Problem: Write out the entries verbatim and leave the images out of the copy.
::::::::
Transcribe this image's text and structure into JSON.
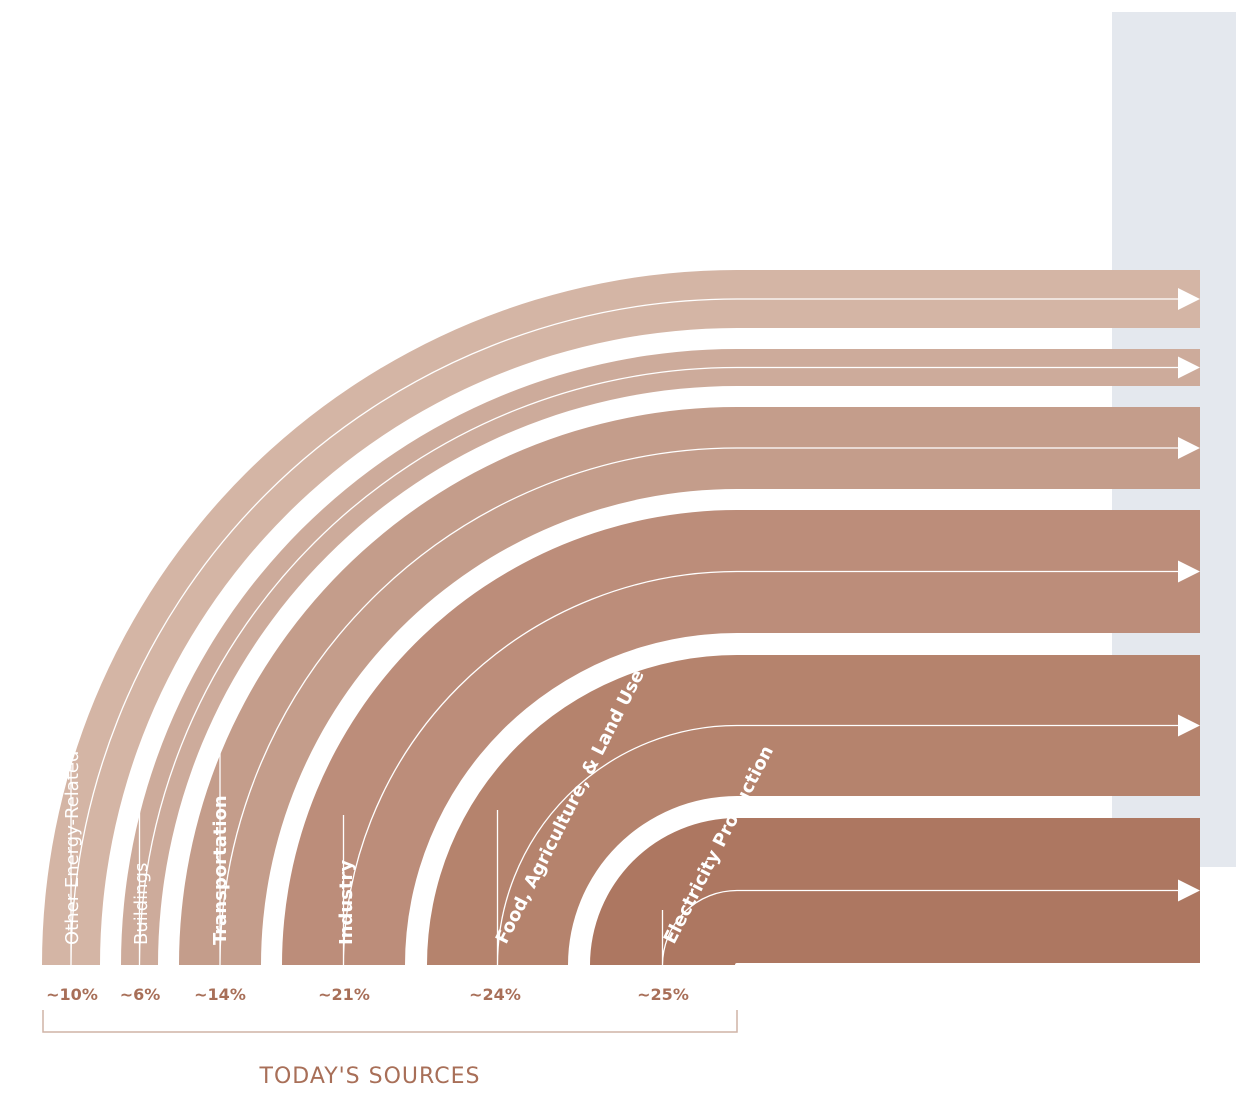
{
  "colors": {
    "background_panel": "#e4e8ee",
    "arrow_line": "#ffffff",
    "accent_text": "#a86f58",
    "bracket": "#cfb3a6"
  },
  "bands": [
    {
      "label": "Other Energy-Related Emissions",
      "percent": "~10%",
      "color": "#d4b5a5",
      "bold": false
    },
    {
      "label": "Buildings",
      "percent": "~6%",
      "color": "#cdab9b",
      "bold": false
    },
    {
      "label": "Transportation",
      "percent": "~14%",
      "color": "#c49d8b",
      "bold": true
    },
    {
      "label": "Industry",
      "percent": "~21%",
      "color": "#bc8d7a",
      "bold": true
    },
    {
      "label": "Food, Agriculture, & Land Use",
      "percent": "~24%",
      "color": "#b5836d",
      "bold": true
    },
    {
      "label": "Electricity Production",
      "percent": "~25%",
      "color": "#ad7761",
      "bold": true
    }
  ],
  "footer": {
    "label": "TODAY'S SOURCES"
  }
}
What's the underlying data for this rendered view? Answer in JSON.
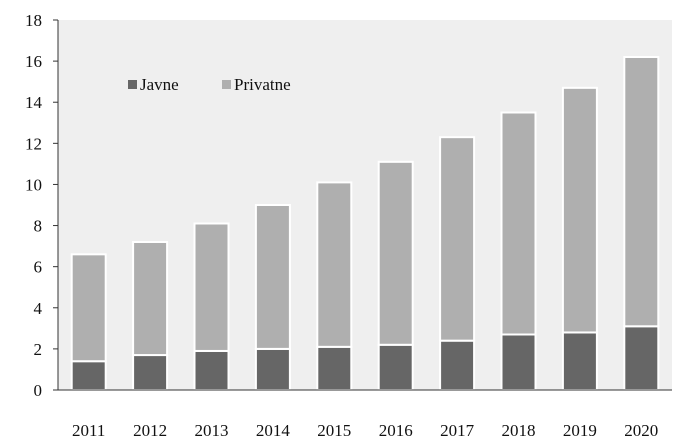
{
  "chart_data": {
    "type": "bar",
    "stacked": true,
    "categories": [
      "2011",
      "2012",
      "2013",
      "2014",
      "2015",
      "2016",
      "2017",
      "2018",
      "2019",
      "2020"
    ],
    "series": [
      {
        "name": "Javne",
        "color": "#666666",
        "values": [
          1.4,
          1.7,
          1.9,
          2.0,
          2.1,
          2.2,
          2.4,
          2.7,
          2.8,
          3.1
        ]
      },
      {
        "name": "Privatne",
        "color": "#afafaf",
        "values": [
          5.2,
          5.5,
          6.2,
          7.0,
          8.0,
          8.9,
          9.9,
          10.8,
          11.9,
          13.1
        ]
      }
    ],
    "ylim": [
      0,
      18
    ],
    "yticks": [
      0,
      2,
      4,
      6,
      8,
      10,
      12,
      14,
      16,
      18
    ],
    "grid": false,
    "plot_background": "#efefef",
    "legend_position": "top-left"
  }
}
::::::::
Problem solution:
Transcribe this image's text and structure into JSON.
{
  "colors": {
    "background_panel": "#e4e8ee",
    "arrow_line": "#ffffff",
    "accent_text": "#a86f58",
    "bracket": "#cfb3a6"
  },
  "bands": [
    {
      "label": "Other Energy-Related Emissions",
      "percent": "~10%",
      "color": "#d4b5a5",
      "bold": false
    },
    {
      "label": "Buildings",
      "percent": "~6%",
      "color": "#cdab9b",
      "bold": false
    },
    {
      "label": "Transportation",
      "percent": "~14%",
      "color": "#c49d8b",
      "bold": true
    },
    {
      "label": "Industry",
      "percent": "~21%",
      "color": "#bc8d7a",
      "bold": true
    },
    {
      "label": "Food, Agriculture, & Land Use",
      "percent": "~24%",
      "color": "#b5836d",
      "bold": true
    },
    {
      "label": "Electricity Production",
      "percent": "~25%",
      "color": "#ad7761",
      "bold": true
    }
  ],
  "footer": {
    "label": "TODAY'S SOURCES"
  }
}
What's the underlying data for this rendered view? Answer in JSON.
{
  "chart_data": {
    "type": "bar",
    "stacked": true,
    "categories": [
      "2011",
      "2012",
      "2013",
      "2014",
      "2015",
      "2016",
      "2017",
      "2018",
      "2019",
      "2020"
    ],
    "series": [
      {
        "name": "Javne",
        "color": "#666666",
        "values": [
          1.4,
          1.7,
          1.9,
          2.0,
          2.1,
          2.2,
          2.4,
          2.7,
          2.8,
          3.1
        ]
      },
      {
        "name": "Privatne",
        "color": "#afafaf",
        "values": [
          5.2,
          5.5,
          6.2,
          7.0,
          8.0,
          8.9,
          9.9,
          10.8,
          11.9,
          13.1
        ]
      }
    ],
    "ylim": [
      0,
      18
    ],
    "yticks": [
      0,
      2,
      4,
      6,
      8,
      10,
      12,
      14,
      16,
      18
    ],
    "grid": false,
    "plot_background": "#efefef",
    "legend_position": "top-left"
  }
}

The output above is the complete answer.